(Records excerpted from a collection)
━━━━━━━━━━

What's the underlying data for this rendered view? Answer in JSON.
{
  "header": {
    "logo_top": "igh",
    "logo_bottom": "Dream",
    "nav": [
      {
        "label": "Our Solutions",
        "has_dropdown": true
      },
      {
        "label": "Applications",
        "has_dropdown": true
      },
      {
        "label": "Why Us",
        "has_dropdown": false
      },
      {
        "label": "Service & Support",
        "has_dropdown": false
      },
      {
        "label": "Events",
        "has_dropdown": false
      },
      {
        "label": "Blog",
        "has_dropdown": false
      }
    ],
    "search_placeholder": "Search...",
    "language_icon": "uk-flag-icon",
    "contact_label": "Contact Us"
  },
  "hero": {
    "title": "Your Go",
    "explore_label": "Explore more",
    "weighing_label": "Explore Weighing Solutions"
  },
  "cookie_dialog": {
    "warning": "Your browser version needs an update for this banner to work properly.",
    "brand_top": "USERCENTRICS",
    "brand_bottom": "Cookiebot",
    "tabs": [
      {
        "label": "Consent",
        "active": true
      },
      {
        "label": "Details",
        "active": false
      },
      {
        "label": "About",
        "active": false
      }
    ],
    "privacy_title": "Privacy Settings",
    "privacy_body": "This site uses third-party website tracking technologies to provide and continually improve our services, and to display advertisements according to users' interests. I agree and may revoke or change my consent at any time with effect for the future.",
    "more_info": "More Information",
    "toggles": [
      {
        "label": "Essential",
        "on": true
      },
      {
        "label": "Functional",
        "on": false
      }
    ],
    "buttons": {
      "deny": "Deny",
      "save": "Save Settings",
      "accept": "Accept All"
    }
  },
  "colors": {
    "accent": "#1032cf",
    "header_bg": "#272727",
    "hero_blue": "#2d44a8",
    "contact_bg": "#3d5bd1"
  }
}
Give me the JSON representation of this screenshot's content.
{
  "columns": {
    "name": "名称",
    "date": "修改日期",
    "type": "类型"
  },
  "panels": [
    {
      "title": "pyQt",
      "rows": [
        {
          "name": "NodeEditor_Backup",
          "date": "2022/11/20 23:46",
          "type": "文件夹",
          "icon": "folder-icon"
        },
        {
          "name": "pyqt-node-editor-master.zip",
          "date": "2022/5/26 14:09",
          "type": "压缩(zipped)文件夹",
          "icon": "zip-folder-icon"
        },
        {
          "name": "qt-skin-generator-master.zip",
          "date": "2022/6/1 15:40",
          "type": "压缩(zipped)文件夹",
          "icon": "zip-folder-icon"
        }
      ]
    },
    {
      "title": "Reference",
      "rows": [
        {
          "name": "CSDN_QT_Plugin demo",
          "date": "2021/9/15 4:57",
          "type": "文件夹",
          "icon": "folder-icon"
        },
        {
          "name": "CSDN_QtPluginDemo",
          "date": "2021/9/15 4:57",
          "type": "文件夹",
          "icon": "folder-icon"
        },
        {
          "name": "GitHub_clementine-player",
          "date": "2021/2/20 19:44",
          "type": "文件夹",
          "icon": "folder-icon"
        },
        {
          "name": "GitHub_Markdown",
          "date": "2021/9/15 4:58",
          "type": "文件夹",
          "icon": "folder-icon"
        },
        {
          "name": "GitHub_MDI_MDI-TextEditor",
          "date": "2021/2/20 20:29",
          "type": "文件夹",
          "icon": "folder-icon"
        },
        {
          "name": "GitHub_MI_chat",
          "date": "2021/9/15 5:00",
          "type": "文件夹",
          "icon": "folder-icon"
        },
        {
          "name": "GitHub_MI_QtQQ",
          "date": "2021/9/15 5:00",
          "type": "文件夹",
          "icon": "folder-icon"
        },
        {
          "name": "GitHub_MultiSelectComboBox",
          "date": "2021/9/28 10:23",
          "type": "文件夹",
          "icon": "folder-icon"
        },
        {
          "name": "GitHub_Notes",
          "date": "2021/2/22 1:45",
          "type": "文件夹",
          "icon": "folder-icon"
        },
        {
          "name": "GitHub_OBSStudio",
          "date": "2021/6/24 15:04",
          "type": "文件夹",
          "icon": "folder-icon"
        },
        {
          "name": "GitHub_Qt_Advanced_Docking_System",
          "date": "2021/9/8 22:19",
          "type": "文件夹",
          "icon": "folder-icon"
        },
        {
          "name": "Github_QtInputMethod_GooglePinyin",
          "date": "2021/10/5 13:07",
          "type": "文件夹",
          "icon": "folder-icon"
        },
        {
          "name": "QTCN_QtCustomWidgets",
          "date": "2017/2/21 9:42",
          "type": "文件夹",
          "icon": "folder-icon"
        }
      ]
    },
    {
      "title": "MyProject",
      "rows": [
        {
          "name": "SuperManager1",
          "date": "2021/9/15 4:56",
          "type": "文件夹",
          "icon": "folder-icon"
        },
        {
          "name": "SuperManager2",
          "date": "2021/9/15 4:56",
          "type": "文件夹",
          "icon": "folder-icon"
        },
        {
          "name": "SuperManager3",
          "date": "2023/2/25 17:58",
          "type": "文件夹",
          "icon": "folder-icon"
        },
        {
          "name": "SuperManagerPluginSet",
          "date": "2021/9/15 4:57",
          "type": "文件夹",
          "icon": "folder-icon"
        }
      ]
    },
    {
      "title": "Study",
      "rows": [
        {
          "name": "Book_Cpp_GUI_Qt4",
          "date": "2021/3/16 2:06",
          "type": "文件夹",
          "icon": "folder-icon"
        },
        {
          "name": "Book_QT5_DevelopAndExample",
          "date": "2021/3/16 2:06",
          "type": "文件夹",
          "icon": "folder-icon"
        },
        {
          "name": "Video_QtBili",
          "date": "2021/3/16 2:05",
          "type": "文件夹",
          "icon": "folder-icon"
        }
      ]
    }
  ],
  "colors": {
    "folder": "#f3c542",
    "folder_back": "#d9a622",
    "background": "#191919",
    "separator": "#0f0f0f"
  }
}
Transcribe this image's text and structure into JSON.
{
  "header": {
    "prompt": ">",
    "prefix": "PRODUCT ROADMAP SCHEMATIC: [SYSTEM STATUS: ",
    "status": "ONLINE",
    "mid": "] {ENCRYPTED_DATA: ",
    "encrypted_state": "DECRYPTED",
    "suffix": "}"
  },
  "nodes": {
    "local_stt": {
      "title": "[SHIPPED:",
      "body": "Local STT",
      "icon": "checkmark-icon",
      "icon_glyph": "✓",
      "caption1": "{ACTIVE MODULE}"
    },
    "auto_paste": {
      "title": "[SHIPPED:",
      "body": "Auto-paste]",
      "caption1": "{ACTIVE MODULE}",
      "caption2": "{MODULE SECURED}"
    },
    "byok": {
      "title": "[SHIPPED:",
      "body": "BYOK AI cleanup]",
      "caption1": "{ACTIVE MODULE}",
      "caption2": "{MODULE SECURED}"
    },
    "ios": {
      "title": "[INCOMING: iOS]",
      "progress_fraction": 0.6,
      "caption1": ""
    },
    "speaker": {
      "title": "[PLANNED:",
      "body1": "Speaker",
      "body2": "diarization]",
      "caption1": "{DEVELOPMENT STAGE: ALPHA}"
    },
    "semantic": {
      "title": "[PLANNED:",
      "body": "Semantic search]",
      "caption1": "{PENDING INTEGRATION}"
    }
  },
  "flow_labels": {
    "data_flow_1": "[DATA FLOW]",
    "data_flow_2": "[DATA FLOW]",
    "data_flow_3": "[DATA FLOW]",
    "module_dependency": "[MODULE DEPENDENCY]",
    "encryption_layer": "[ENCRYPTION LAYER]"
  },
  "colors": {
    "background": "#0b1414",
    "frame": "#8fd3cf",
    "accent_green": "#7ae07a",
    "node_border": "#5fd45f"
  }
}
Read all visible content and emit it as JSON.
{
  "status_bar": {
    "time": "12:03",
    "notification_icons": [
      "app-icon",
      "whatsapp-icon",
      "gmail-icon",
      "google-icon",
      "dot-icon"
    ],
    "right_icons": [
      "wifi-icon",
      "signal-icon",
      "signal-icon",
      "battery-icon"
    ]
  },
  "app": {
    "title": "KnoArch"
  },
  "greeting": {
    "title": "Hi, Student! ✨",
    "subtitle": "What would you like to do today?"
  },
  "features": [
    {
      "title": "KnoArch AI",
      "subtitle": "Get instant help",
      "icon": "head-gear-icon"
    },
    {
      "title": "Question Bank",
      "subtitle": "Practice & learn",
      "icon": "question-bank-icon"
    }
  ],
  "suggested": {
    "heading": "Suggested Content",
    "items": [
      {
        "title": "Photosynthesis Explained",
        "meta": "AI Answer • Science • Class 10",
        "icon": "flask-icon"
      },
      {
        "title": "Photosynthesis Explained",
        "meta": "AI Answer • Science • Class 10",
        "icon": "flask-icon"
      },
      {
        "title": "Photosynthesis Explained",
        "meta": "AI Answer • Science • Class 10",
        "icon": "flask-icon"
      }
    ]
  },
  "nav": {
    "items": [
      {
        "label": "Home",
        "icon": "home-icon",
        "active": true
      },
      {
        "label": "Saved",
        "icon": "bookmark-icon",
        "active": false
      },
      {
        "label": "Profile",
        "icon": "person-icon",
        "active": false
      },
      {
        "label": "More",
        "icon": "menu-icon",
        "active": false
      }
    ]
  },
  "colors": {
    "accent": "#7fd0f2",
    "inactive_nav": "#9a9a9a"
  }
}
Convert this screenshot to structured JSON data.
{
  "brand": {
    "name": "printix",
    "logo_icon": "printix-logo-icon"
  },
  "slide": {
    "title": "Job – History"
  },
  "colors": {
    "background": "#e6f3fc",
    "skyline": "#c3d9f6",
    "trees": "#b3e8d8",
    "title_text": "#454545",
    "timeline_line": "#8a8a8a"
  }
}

━━━━━━━━━━

- **Exercise goal**
With the line containing "Convert this screenshot" as the first and the last line of the records as the final one, print exactly the lines in that span.

- **Answer to this task**
Convert this screenshot to structured JSON data.
{
  "brand": {
    "name": "printix",
    "logo_icon": "printix-logo-icon"
  },
  "slide": {
    "title": "Job – History"
  },
  "colors": {
    "background": "#e6f3fc",
    "skyline": "#c3d9f6",
    "trees": "#b3e8d8",
    "title_text": "#454545",
    "timeline_line": "#8a8a8a"
  }
}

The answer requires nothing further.